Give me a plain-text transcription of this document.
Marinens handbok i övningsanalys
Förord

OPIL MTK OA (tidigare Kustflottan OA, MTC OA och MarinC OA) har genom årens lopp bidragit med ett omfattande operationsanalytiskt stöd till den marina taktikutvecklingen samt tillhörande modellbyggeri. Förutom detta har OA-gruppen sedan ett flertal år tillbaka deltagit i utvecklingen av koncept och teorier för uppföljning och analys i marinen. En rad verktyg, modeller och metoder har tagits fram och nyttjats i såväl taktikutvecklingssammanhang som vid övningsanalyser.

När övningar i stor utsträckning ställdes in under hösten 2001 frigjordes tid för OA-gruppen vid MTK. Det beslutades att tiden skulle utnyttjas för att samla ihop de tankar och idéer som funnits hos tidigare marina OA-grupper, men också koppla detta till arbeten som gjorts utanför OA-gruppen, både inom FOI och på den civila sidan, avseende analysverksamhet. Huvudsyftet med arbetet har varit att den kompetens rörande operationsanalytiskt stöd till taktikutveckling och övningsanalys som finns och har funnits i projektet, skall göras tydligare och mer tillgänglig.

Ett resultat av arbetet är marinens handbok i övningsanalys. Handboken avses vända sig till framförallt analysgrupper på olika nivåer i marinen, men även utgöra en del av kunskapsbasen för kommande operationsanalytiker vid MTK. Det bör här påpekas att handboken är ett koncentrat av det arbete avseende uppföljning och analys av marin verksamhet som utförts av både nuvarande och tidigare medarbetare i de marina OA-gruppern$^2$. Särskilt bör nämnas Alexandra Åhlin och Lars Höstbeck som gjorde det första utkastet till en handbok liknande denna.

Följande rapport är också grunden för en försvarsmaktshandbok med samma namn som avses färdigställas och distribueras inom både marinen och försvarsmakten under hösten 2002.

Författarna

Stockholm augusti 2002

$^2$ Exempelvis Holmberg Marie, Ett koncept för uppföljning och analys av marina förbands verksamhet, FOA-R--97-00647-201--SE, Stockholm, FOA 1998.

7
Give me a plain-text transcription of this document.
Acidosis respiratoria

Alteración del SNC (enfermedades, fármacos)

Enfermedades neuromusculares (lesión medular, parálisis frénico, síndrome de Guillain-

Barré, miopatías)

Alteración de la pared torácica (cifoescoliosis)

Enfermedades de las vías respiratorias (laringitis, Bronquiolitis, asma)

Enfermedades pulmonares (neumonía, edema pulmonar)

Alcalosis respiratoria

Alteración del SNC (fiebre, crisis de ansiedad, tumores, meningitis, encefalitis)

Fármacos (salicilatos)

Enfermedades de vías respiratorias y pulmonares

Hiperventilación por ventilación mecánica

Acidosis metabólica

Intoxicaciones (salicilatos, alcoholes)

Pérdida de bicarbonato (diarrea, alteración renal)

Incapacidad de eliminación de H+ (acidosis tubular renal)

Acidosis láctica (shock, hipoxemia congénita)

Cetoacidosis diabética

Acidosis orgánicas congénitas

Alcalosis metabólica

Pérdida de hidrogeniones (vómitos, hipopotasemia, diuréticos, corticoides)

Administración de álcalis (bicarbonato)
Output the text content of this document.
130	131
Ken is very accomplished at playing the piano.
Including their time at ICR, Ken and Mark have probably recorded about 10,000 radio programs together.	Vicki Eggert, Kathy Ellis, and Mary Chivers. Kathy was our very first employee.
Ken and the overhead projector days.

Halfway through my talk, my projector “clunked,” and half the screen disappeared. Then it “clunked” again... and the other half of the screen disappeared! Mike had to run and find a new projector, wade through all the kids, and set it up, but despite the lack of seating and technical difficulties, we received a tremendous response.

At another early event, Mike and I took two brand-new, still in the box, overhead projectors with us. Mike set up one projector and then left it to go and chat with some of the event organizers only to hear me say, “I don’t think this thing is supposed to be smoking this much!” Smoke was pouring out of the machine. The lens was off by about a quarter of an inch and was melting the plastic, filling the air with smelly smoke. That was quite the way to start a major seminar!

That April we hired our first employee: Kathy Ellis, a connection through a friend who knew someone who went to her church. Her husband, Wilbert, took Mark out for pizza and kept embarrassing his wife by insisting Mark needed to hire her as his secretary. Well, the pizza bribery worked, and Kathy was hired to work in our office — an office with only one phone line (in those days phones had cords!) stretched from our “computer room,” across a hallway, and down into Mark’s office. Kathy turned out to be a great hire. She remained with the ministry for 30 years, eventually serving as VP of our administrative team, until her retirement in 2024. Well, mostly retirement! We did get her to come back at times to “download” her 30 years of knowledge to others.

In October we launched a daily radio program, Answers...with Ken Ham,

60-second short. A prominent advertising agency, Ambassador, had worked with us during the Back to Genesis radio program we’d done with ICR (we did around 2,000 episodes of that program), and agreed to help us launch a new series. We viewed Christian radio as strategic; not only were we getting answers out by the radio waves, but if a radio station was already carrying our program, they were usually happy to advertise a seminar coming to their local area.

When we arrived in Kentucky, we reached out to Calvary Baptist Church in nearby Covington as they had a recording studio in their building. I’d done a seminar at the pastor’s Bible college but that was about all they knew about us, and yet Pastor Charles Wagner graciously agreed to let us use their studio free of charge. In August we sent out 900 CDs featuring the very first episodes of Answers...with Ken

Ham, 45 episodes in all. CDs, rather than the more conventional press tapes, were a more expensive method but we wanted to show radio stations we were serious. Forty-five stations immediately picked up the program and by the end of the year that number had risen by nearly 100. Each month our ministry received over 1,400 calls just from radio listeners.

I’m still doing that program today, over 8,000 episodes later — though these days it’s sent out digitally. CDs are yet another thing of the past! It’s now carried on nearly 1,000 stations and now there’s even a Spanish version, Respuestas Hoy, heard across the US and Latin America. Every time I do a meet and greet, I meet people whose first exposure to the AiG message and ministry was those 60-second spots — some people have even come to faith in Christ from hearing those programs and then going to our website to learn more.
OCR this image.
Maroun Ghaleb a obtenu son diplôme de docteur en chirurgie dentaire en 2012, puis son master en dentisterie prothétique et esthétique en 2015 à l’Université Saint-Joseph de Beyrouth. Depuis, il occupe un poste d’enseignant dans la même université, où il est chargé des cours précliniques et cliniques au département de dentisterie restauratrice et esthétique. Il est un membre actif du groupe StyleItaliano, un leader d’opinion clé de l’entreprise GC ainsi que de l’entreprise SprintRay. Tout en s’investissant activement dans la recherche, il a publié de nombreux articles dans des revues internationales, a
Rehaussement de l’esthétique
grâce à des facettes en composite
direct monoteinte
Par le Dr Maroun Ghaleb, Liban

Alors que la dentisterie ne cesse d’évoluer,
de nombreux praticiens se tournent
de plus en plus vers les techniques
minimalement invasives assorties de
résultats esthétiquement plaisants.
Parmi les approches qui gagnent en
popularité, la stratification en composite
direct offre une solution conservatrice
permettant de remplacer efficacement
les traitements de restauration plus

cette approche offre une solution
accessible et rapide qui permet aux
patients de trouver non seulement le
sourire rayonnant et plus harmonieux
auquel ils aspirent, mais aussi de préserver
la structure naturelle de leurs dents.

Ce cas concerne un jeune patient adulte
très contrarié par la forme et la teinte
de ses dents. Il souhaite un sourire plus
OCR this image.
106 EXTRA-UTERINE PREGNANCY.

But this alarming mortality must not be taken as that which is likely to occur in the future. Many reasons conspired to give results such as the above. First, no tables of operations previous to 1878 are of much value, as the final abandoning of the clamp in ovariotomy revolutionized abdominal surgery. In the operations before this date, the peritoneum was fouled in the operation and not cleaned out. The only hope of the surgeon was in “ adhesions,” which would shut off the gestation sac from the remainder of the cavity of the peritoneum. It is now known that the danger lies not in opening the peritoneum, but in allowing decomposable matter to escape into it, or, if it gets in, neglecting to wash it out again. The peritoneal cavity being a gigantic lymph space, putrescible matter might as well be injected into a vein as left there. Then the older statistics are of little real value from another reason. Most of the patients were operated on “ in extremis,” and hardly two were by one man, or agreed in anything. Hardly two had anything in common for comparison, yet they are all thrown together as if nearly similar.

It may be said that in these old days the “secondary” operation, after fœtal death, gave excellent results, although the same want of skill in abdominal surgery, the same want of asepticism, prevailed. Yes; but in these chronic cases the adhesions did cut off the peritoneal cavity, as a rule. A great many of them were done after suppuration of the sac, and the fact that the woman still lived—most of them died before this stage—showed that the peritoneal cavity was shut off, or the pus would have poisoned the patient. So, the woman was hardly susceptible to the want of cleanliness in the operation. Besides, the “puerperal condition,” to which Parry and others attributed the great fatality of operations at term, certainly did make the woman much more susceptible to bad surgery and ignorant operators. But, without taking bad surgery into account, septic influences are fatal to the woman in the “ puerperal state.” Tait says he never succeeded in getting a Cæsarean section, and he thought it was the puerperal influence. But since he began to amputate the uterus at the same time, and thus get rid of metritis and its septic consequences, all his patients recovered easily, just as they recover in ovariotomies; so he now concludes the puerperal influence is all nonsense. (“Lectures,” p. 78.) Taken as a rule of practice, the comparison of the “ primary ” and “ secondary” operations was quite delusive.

| What this task involves |
Find each line of the data above that holds the word "koncept", then copy it.

| Response for this exercise |
OPIL MTK OA (tidigare Kustflottan OA, MTC OA och MarinC OA) har genom årens lopp bidragit med ett omfattande operationsanalytiskt stöd till den marina taktikutvecklingen samt tillhörande modellbyggeri. Förutom detta har OA-gruppen sedan ett flertal år tillbaka deltagit i utvecklingen av koncept och teorier för uppföljning och analys i marinen. En rad verktyg, modeller och metoder har tagits fram och nyttjats i såväl taktikutvecklingssammanhang som vid övningsanalyser.
$^2$ Exempelvis Holmberg Marie, Ett koncept för uppföljning och analys av marina förbands verksamhet, FOA-R--97-00647-201--SE, Stockholm, FOA 1998.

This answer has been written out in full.